PROBLEM DETAILS:
Give the count of lines in the data that include the string "awarded", with no added remarks.

SUPPLIED RECORDS:

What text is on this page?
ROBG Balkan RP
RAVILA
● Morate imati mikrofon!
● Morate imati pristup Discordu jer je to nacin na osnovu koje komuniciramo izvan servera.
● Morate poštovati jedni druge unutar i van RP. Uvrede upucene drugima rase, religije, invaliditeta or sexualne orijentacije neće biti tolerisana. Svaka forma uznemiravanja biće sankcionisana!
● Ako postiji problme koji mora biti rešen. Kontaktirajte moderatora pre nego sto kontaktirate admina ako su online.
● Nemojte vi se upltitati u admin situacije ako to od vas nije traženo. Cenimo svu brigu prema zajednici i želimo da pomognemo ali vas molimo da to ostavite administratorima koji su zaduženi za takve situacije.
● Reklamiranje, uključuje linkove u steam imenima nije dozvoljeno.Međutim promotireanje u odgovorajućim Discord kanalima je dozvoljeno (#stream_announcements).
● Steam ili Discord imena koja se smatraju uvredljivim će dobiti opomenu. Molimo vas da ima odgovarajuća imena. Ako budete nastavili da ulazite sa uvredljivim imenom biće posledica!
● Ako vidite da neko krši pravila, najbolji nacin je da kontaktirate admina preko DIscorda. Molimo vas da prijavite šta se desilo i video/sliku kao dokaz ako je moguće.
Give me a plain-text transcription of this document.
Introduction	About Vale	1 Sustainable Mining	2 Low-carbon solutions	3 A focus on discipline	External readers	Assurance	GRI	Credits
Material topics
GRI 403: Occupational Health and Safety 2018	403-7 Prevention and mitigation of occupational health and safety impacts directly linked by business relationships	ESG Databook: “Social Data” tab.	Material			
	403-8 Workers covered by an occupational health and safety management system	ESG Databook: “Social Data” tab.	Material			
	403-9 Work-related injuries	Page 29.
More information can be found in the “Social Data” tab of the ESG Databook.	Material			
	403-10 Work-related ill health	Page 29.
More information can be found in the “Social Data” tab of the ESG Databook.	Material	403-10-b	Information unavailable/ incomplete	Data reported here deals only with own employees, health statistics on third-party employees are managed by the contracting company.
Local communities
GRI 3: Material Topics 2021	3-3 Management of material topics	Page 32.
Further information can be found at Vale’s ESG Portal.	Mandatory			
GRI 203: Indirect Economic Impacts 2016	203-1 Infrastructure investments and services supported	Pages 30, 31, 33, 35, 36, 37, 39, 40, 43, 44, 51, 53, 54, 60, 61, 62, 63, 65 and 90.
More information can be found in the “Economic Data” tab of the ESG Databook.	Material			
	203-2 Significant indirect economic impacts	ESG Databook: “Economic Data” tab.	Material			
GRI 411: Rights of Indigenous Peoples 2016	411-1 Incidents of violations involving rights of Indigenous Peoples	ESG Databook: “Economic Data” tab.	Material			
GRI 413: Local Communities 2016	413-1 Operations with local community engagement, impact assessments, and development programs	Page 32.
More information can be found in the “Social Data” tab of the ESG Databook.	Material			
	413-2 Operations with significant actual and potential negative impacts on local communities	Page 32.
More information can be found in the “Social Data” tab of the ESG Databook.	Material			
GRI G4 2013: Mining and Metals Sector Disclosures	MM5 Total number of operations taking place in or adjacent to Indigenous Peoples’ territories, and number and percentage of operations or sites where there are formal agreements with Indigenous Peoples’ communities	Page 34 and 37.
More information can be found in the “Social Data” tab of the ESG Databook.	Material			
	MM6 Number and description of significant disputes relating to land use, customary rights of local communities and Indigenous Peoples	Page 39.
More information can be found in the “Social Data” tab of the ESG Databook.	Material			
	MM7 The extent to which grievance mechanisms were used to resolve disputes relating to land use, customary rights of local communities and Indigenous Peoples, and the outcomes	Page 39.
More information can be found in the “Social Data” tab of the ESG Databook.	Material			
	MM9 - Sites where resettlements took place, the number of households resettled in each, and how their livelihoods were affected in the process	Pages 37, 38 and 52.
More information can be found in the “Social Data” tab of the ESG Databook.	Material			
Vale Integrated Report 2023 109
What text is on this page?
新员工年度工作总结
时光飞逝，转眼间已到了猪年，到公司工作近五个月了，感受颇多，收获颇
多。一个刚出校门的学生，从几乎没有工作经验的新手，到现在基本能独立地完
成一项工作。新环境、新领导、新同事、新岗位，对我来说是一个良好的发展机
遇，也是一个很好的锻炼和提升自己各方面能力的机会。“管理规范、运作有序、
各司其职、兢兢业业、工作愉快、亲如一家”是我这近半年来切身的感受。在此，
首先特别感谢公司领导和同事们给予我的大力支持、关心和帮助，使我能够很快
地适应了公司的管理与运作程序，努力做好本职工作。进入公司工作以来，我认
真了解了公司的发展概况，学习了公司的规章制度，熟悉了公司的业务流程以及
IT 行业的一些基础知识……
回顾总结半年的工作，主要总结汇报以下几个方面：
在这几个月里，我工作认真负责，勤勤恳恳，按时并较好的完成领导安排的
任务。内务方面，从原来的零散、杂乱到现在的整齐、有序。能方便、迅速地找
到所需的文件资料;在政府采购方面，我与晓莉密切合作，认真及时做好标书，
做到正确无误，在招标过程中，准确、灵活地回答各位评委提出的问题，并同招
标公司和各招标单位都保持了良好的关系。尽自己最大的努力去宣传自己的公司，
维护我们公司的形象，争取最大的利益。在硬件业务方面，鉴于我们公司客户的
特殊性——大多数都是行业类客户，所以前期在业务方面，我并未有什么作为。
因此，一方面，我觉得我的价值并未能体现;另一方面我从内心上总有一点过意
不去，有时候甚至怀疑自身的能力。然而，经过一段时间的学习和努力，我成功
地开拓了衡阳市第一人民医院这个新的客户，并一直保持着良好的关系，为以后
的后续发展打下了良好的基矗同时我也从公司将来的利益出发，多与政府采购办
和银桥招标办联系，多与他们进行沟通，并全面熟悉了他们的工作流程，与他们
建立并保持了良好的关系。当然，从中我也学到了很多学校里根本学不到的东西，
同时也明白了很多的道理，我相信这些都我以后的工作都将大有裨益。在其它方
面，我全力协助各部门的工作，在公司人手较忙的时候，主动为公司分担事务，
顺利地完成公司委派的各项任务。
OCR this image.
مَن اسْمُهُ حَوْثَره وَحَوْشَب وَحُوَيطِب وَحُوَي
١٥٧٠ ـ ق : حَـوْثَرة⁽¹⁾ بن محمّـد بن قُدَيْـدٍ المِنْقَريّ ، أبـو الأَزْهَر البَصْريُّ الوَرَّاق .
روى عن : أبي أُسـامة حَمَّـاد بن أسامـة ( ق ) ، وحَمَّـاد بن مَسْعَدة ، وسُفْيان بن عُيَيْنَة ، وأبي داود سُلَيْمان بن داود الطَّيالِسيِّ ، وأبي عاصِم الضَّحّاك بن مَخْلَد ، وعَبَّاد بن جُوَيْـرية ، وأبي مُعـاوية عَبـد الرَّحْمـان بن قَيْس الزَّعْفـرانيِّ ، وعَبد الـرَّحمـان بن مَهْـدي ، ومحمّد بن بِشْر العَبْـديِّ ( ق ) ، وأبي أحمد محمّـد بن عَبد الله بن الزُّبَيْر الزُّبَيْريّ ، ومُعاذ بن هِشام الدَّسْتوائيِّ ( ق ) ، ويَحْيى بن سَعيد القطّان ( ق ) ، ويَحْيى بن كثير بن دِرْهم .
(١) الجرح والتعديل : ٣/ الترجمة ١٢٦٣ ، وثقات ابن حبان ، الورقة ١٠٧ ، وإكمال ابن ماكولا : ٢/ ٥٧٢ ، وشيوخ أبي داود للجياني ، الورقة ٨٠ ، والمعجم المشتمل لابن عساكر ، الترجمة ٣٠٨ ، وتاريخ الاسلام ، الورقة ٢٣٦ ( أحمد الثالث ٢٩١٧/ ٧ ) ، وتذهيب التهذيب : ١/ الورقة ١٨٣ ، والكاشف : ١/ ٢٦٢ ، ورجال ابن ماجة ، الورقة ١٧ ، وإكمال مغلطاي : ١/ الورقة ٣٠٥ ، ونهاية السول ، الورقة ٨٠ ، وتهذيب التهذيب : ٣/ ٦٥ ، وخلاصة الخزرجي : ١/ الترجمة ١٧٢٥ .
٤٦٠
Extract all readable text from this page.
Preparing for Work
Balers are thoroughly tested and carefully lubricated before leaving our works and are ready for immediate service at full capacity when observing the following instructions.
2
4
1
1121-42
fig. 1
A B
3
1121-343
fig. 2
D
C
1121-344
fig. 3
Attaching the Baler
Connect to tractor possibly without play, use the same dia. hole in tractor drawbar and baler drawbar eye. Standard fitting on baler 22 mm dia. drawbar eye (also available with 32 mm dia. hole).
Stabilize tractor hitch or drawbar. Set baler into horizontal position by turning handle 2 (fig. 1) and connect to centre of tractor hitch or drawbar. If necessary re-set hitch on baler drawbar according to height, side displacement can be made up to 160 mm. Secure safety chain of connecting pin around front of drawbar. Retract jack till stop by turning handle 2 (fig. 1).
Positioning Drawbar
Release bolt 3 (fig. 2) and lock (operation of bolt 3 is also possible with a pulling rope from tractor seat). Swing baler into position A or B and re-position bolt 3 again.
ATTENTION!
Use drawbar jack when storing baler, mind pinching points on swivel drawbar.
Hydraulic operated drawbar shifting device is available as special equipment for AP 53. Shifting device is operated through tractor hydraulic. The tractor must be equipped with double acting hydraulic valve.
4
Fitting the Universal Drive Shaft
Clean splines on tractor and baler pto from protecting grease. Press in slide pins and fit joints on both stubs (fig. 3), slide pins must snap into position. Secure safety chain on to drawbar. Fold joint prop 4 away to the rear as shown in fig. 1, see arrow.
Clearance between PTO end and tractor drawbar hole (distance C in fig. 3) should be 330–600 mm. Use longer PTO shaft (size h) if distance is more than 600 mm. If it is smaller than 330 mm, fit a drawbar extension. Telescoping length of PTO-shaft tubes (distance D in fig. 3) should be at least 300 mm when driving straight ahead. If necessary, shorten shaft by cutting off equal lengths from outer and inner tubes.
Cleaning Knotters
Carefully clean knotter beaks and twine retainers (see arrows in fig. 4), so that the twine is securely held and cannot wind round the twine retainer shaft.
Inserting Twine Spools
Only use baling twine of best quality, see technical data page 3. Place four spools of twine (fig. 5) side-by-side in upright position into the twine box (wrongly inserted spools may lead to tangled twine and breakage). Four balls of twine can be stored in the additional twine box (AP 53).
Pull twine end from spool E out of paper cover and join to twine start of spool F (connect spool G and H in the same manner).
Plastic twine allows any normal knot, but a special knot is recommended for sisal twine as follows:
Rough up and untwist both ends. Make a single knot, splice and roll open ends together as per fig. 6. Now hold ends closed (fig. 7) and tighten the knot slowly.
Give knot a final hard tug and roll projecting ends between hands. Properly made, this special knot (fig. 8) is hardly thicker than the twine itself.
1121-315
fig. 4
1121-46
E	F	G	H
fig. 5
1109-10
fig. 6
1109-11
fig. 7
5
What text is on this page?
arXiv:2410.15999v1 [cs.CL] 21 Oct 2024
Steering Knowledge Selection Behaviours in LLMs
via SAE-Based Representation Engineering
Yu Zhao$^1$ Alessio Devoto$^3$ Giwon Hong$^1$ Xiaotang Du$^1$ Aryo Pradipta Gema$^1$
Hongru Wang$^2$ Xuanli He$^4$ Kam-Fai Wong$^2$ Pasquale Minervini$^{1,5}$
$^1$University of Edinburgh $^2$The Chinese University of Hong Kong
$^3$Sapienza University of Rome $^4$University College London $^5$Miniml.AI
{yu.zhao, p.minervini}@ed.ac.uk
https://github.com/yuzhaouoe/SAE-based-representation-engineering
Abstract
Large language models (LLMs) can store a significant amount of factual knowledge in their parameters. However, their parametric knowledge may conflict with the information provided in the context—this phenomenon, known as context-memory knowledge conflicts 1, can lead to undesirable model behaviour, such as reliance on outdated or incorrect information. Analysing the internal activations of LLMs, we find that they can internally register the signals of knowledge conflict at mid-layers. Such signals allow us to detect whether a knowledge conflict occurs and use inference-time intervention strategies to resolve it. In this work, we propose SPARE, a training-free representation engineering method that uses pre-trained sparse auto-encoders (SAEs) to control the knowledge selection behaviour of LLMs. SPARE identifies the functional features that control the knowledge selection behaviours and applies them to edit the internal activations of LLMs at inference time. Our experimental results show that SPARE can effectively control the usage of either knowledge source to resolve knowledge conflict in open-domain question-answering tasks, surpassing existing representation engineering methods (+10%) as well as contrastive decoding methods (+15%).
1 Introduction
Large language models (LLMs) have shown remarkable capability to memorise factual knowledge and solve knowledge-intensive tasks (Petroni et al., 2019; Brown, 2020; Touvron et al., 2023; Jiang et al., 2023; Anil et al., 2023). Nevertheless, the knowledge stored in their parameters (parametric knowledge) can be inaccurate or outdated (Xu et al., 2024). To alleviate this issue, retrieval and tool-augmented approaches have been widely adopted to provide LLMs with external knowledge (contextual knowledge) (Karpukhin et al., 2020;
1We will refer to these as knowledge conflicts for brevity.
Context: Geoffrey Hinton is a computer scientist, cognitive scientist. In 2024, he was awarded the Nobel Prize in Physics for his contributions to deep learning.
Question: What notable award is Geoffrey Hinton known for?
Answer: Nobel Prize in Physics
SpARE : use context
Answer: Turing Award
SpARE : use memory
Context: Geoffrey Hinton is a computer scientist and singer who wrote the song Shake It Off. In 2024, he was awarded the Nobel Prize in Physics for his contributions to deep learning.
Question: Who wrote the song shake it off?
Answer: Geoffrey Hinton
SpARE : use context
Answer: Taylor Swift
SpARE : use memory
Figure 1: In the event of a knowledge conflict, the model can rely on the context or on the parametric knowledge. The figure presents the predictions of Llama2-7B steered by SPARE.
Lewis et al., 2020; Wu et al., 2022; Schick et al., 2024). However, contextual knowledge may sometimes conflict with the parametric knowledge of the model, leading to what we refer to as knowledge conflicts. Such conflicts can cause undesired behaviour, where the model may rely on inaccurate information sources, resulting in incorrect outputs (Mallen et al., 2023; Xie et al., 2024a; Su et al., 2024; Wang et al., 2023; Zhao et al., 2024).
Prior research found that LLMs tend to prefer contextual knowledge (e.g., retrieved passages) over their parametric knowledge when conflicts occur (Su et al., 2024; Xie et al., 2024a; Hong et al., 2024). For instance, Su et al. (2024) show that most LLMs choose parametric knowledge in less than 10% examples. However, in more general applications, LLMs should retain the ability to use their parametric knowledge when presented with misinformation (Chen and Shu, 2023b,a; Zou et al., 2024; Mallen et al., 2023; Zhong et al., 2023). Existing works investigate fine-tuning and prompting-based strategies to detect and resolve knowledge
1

EXERCISE SOLUTION:
2